= Goal =
Please print all of the material below, word for word.

---- Items

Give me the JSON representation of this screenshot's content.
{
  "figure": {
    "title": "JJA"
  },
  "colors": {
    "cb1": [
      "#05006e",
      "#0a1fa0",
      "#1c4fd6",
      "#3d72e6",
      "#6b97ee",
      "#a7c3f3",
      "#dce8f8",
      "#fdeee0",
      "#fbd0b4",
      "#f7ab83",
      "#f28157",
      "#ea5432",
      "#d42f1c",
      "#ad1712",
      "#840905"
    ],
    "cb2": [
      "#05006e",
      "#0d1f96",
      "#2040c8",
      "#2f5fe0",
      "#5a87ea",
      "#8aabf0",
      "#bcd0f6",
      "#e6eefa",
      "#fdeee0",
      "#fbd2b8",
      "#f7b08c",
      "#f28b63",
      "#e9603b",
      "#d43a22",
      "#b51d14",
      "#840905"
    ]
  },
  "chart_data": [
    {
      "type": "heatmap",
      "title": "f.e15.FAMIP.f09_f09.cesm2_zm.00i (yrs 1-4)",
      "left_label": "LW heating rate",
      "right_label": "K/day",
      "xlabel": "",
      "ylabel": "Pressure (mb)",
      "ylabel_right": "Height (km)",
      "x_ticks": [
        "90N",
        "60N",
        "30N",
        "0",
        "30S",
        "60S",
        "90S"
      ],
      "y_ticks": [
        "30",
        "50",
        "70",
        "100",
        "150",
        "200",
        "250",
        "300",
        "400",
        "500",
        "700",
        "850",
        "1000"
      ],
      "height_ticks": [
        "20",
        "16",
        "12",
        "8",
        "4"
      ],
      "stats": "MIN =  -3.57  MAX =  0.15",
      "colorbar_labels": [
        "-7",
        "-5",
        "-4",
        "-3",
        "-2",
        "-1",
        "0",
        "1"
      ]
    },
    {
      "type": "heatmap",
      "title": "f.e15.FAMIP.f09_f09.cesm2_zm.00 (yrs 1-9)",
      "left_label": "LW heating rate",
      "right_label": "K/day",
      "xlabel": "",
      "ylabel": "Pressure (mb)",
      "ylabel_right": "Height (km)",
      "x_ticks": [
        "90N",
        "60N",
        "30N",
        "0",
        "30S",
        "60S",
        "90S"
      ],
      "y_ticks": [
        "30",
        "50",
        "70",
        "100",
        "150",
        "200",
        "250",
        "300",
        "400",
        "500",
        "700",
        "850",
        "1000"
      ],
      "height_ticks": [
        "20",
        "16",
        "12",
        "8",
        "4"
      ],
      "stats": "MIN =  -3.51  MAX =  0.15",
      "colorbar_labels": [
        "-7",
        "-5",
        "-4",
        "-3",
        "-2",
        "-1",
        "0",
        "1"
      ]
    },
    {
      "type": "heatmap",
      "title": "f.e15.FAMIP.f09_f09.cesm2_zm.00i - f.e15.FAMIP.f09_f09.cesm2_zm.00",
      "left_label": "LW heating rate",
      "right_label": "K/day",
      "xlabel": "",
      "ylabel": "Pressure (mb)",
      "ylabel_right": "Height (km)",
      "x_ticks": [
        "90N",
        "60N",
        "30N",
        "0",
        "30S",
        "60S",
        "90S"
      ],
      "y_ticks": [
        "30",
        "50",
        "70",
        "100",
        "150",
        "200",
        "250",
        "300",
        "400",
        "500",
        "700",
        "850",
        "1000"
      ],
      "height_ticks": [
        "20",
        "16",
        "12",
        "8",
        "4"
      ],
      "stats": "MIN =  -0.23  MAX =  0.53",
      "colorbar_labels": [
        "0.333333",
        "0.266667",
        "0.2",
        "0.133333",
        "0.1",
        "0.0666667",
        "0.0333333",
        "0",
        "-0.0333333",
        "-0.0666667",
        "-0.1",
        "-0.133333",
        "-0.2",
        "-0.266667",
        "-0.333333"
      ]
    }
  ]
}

--------

= Complete response =
Give me the JSON representation of this screenshot's content.
{
  "figure": {
    "title": "JJA"
  },
  "colors": {
    "cb1": [
      "#05006e",
      "#0a1fa0",
      "#1c4fd6",
      "#3d72e6",
      "#6b97ee",
      "#a7c3f3",
      "#dce8f8",
      "#fdeee0",
      "#fbd0b4",
      "#f7ab83",
      "#f28157",
      "#ea5432",
      "#d42f1c",
      "#ad1712",
      "#840905"
    ],
    "cb2": [
      "#05006e",
      "#0d1f96",
      "#2040c8",
      "#2f5fe0",
      "#5a87ea",
      "#8aabf0",
      "#bcd0f6",
      "#e6eefa",
      "#fdeee0",
      "#fbd2b8",
      "#f7b08c",
      "#f28b63",
      "#e9603b",
      "#d43a22",
      "#b51d14",
      "#840905"
    ]
  },
  "chart_data": [
    {
      "type": "heatmap",
      "title": "f.e15.FAMIP.f09_f09.cesm2_zm.00i (yrs 1-4)",
      "left_label": "LW heating rate",
      "right_label": "K/day",
      "xlabel": "",
      "ylabel": "Pressure (mb)",
      "ylabel_right": "Height (km)",
      "x_ticks": [
        "90N",
        "60N",
        "30N",
        "0",
        "30S",
        "60S",
        "90S"
      ],
      "y_ticks": [
        "30",
        "50",
        "70",
        "100",
        "150",
        "200",
        "250",
        "300",
        "400",
        "500",
        "700",
        "850",
        "1000"
      ],
      "height_ticks": [
        "20",
        "16",
        "12",
        "8",
        "4"
      ],
      "stats": "MIN =  -3.57  MAX =  0.15",
      "colorbar_labels": [
        "-7",
        "-5",
        "-4",
        "-3",
        "-2",
        "-1",
        "0",
        "1"
      ]
    },
    {
      "type": "heatmap",
      "title": "f.e15.FAMIP.f09_f09.cesm2_zm.00 (yrs 1-9)",
      "left_label": "LW heating rate",
      "right_label": "K/day",
      "xlabel": "",
      "ylabel": "Pressure (mb)",
      "ylabel_right": "Height (km)",
      "x_ticks": [
        "90N",
        "60N",
        "30N",
        "0",
        "30S",
        "60S",
        "90S"
      ],
      "y_ticks": [
        "30",
        "50",
        "70",
        "100",
        "150",
        "200",
        "250",
        "300",
        "400",
        "500",
        "700",
        "850",
        "1000"
      ],
      "height_ticks": [
        "20",
        "16",
        "12",
        "8",
        "4"
      ],
      "stats": "MIN =  -3.51  MAX =  0.15",
      "colorbar_labels": [
        "-7",
        "-5",
        "-4",
        "-3",
        "-2",
        "-1",
        "0",
        "1"
      ]
    },
    {
      "type": "heatmap",
      "title": "f.e15.FAMIP.f09_f09.cesm2_zm.00i - f.e15.FAMIP.f09_f09.cesm2_zm.00",
      "left_label": "LW heating rate",
      "right_label": "K/day",
      "xlabel": "",
      "ylabel": "Pressure (mb)",
      "ylabel_right": "Height (km)",
      "x_ticks": [
        "90N",
        "60N",
        "30N",
        "0",
        "30S",
        "60S",
        "90S"
      ],
      "y_ticks": [
        "30",
        "50",
        "70",
        "100",
        "150",
        "200",
        "250",
        "300",
        "400",
        "500",
        "700",
        "850",
        "1000"
      ],
      "height_ticks": [
        "20",
        "16",
        "12",
        "8",
        "4"
      ],
      "stats": "MIN =  -0.23  MAX =  0.53",
      "colorbar_labels": [
        "0.333333",
        "0.266667",
        "0.2",
        "0.133333",
        "0.1",
        "0.0666667",
        "0.0333333",
        "0",
        "-0.0333333",
        "-0.0666667",
        "-0.1",
        "-0.133333",
        "-0.2",
        "-0.266667",
        "-0.333333"
      ]
    }
  ]
}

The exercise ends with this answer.